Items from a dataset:
--- BEGIN ---

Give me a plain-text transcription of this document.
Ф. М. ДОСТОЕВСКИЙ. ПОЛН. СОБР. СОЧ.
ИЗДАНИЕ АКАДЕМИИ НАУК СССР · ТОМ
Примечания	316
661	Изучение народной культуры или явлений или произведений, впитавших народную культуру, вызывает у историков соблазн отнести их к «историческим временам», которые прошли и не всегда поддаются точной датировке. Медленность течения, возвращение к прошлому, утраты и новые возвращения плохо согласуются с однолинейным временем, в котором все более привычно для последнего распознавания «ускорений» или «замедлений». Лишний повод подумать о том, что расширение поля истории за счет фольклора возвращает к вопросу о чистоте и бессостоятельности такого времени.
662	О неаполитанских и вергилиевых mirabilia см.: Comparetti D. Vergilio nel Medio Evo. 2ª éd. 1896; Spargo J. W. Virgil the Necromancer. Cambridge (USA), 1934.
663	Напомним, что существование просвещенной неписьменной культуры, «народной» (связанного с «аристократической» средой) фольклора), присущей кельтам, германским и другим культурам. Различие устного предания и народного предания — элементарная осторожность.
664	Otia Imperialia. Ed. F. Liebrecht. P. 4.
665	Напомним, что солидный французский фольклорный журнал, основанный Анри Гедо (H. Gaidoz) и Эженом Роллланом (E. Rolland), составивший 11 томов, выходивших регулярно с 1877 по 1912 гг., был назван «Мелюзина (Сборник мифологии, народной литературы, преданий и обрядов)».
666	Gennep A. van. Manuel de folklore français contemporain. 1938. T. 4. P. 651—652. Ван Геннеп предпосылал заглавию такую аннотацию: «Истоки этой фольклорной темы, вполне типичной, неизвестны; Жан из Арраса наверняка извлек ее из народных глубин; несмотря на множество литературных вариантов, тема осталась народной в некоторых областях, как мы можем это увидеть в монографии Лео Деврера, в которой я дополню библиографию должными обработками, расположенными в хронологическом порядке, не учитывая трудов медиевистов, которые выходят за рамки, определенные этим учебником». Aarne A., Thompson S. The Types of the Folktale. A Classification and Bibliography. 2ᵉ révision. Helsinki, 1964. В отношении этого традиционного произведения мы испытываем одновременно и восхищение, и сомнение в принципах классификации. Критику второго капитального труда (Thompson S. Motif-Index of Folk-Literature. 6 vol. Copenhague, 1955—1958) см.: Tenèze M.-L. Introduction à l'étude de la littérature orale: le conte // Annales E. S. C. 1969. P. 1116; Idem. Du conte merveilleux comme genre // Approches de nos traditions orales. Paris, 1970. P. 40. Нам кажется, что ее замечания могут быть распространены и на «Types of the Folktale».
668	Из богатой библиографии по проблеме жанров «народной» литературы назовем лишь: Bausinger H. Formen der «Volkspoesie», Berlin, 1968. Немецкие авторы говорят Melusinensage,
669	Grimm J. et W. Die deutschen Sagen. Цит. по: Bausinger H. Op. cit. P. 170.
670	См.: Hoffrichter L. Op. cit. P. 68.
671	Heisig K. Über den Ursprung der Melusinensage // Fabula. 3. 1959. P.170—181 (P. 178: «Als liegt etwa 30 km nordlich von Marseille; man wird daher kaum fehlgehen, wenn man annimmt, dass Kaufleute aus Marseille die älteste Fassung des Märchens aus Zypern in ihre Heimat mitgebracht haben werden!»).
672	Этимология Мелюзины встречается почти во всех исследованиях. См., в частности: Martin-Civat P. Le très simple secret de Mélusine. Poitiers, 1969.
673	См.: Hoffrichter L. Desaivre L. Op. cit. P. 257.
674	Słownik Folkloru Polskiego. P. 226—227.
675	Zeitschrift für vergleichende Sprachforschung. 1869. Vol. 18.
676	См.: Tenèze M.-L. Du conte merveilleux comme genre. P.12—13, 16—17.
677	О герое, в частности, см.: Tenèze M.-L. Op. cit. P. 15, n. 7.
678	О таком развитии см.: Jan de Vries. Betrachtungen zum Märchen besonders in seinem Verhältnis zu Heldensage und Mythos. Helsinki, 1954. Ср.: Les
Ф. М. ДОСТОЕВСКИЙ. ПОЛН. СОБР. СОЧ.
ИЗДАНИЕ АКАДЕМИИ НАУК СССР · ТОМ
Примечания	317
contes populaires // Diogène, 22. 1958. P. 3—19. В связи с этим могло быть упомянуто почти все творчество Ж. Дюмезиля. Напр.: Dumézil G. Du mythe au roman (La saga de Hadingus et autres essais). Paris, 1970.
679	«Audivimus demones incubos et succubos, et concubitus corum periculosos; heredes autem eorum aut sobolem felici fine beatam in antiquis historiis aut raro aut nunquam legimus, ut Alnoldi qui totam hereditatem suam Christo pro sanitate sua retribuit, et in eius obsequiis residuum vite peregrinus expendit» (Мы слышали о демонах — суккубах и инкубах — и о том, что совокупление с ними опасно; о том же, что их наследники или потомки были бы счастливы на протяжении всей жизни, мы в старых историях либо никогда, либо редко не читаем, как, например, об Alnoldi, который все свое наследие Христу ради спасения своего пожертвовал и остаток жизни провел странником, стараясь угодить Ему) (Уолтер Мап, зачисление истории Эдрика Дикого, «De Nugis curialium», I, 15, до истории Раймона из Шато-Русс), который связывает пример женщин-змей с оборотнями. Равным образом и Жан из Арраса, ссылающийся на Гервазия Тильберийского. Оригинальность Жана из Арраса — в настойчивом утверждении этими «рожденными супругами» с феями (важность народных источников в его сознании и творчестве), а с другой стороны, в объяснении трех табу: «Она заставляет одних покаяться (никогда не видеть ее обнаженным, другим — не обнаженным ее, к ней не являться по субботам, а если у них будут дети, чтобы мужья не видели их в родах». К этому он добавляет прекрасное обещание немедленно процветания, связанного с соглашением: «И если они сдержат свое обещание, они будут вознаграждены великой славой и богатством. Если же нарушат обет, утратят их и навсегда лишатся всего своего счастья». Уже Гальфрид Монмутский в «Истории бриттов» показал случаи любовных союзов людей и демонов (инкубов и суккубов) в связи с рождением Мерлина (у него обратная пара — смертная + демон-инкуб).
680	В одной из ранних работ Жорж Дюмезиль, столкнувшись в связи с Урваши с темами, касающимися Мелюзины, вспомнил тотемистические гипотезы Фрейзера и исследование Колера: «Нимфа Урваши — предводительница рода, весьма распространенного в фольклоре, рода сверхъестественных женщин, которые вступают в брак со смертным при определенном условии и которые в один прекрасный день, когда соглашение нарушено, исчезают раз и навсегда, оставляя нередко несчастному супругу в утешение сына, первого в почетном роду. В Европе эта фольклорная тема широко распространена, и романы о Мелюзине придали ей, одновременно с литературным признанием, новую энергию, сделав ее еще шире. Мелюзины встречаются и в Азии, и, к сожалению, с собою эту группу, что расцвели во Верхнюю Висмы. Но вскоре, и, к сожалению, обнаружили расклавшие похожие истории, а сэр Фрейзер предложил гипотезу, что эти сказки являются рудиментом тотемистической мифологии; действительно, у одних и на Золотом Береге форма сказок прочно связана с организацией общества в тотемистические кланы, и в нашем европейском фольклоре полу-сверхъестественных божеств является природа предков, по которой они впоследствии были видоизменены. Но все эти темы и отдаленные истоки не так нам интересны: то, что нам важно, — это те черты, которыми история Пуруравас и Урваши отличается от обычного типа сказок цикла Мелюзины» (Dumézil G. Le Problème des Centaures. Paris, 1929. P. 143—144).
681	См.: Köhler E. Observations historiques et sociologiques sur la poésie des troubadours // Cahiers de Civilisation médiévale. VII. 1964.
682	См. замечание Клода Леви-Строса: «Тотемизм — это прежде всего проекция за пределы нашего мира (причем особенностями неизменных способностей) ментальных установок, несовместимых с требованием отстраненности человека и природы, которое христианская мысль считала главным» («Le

--- END ---

Task to carry out:
Output all of the data again, exactly.

Solution to the exercise:
Give me a plain-text transcription of this document.
Ф. М. ДОСТОЕВСКИЙ. ПОЛН. СОБР. СОЧ.
ИЗДАНИЕ АКАДЕМИИ НАУК СССР · ТОМ
Примечания	316
661	Изучение народной культуры или явлений или произведений, впитавших народную культуру, вызывает у историков соблазн отнести их к «историческим временам», которые прошли и не всегда поддаются точной датировке. Медленность течения, возвращение к прошлому, утраты и новые возвращения плохо согласуются с однолинейным временем, в котором все более привычно для последнего распознавания «ускорений» или «замедлений». Лишний повод подумать о том, что расширение поля истории за счет фольклора возвращает к вопросу о чистоте и бессостоятельности такого времени.
662	О неаполитанских и вергилиевых mirabilia см.: Comparetti D. Vergilio nel Medio Evo. 2ª éd. 1896; Spargo J. W. Virgil the Necromancer. Cambridge (USA), 1934.
663	Напомним, что существование просвещенной неписьменной культуры, «народной» (связанного с «аристократической» средой) фольклора), присущей кельтам, германским и другим культурам. Различие устного предания и народного предания — элементарная осторожность.
664	Otia Imperialia. Ed. F. Liebrecht. P. 4.
665	Напомним, что солидный французский фольклорный журнал, основанный Анри Гедо (H. Gaidoz) и Эженом Роллланом (E. Rolland), составивший 11 томов, выходивших регулярно с 1877 по 1912 гг., был назван «Мелюзина (Сборник мифологии, народной литературы, преданий и обрядов)».
666	Gennep A. van. Manuel de folklore français contemporain. 1938. T. 4. P. 651—652. Ван Геннеп предпосылал заглавию такую аннотацию: «Истоки этой фольклорной темы, вполне типичной, неизвестны; Жан из Арраса наверняка извлек ее из народных глубин; несмотря на множество литературных вариантов, тема осталась народной в некоторых областях, как мы можем это увидеть в монографии Лео Деврера, в которой я дополню библиографию должными обработками, расположенными в хронологическом порядке, не учитывая трудов медиевистов, которые выходят за рамки, определенные этим учебником». Aarne A., Thompson S. The Types of the Folktale. A Classification and Bibliography. 2ᵉ révision. Helsinki, 1964. В отношении этого традиционного произведения мы испытываем одновременно и восхищение, и сомнение в принципах классификации. Критику второго капитального труда (Thompson S. Motif-Index of Folk-Literature. 6 vol. Copenhague, 1955—1958) см.: Tenèze M.-L. Introduction à l'étude de la littérature orale: le conte // Annales E. S. C. 1969. P. 1116; Idem. Du conte merveilleux comme genre // Approches de nos traditions orales. Paris, 1970. P. 40. Нам кажется, что ее замечания могут быть распространены и на «Types of the Folktale».
668	Из богатой библиографии по проблеме жанров «народной» литературы назовем лишь: Bausinger H. Formen der «Volkspoesie», Berlin, 1968. Немецкие авторы говорят Melusinensage,
669	Grimm J. et W. Die deutschen Sagen. Цит. по: Bausinger H. Op. cit. P. 170.
670	См.: Hoffrichter L. Op. cit. P. 68.
671	Heisig K. Über den Ursprung der Melusinensage // Fabula. 3. 1959. P.170—181 (P. 178: «Als liegt etwa 30 km nordlich von Marseille; man wird daher kaum fehlgehen, wenn man annimmt, dass Kaufleute aus Marseille die älteste Fassung des Märchens aus Zypern in ihre Heimat mitgebracht haben werden!»).
672	Этимология Мелюзины встречается почти во всех исследованиях. См., в частности: Martin-Civat P. Le très simple secret de Mélusine. Poitiers, 1969.
673	См.: Hoffrichter L. Desaivre L. Op. cit. P. 257.
674	Słownik Folkloru Polskiego. P. 226—227.
675	Zeitschrift für vergleichende Sprachforschung. 1869. Vol. 18.
676	См.: Tenèze M.-L. Du conte merveilleux comme genre. P.12—13, 16—17.
677	О герое, в частности, см.: Tenèze M.-L. Op. cit. P. 15, n. 7.
678	О таком развитии см.: Jan de Vries. Betrachtungen zum Märchen besonders in seinem Verhältnis zu Heldensage und Mythos. Helsinki, 1954. Ср.: Les
Ф. М. ДОСТОЕВСКИЙ. ПОЛН. СОБР. СОЧ.
ИЗДАНИЕ АКАДЕМИИ НАУК СССР · ТОМ
Примечания	317
contes populaires // Diogène, 22. 1958. P. 3—19. В связи с этим могло быть упомянуто почти все творчество Ж. Дюмезиля. Напр.: Dumézil G. Du mythe au roman (La saga de Hadingus et autres essais). Paris, 1970.
679	«Audivimus demones incubos et succubos, et concubitus corum periculosos; heredes autem eorum aut sobolem felici fine beatam in antiquis historiis aut raro aut nunquam legimus, ut Alnoldi qui totam hereditatem suam Christo pro sanitate sua retribuit, et in eius obsequiis residuum vite peregrinus expendit» (Мы слышали о демонах — суккубах и инкубах — и о том, что совокупление с ними опасно; о том же, что их наследники или потомки были бы счастливы на протяжении всей жизни, мы в старых историях либо никогда, либо редко не читаем, как, например, об Alnoldi, который все свое наследие Христу ради спасения своего пожертвовал и остаток жизни провел странником, стараясь угодить Ему) (Уолтер Мап, зачисление истории Эдрика Дикого, «De Nugis curialium», I, 15, до истории Раймона из Шато-Русс), который связывает пример женщин-змей с оборотнями. Равным образом и Жан из Арраса, ссылающийся на Гервазия Тильберийского. Оригинальность Жана из Арраса — в настойчивом утверждении этими «рожденными супругами» с феями (важность народных источников в его сознании и творчестве), а с другой стороны, в объяснении трех табу: «Она заставляет одних покаяться (никогда не видеть ее обнаженным, другим — не обнаженным ее, к ней не являться по субботам, а если у них будут дети, чтобы мужья не видели их в родах». К этому он добавляет прекрасное обещание немедленно процветания, связанного с соглашением: «И если они сдержат свое обещание, они будут вознаграждены великой славой и богатством. Если же нарушат обет, утратят их и навсегда лишатся всего своего счастья». Уже Гальфрид Монмутский в «Истории бриттов» показал случаи любовных союзов людей и демонов (инкубов и суккубов) в связи с рождением Мерлина (у него обратная пара — смертная + демон-инкуб).
680	В одной из ранних работ Жорж Дюмезиль, столкнувшись в связи с Урваши с темами, касающимися Мелюзины, вспомнил тотемистические гипотезы Фрейзера и исследование Колера: «Нимфа Урваши — предводительница рода, весьма распространенного в фольклоре, рода сверхъестественных женщин, которые вступают в брак со смертным при определенном условии и которые в один прекрасный день, когда соглашение нарушено, исчезают раз и навсегда, оставляя нередко несчастному супругу в утешение сына, первого в почетном роду. В Европе эта фольклорная тема широко распространена, и романы о Мелюзине придали ей, одновременно с литературным признанием, новую энергию, сделав ее еще шире. Мелюзины встречаются и в Азии, и, к сожалению, с собою эту группу, что расцвели во Верхнюю Висмы. Но вскоре, и, к сожалению, обнаружили расклавшие похожие истории, а сэр Фрейзер предложил гипотезу, что эти сказки являются рудиментом тотемистической мифологии; действительно, у одних и на Золотом Береге форма сказок прочно связана с организацией общества в тотемистические кланы, и в нашем европейском фольклоре полу-сверхъестественных божеств является природа предков, по которой они впоследствии были видоизменены. Но все эти темы и отдаленные истоки не так нам интересны: то, что нам важно, — это те черты, которыми история Пуруравас и Урваши отличается от обычного типа сказок цикла Мелюзины» (Dumézil G. Le Problème des Centaures. Paris, 1929. P. 143—144).
681	См.: Köhler E. Observations historiques et sociologiques sur la poésie des troubadours // Cahiers de Civilisation médiévale. VII. 1964.
682	См. замечание Клода Леви-Строса: «Тотемизм — это прежде всего проекция за пределы нашего мира (причем особенностями неизменных способностей) ментальных установок, несовместимых с требованием отстраненности человека и природы, которое христианская мысль считала главным» («Le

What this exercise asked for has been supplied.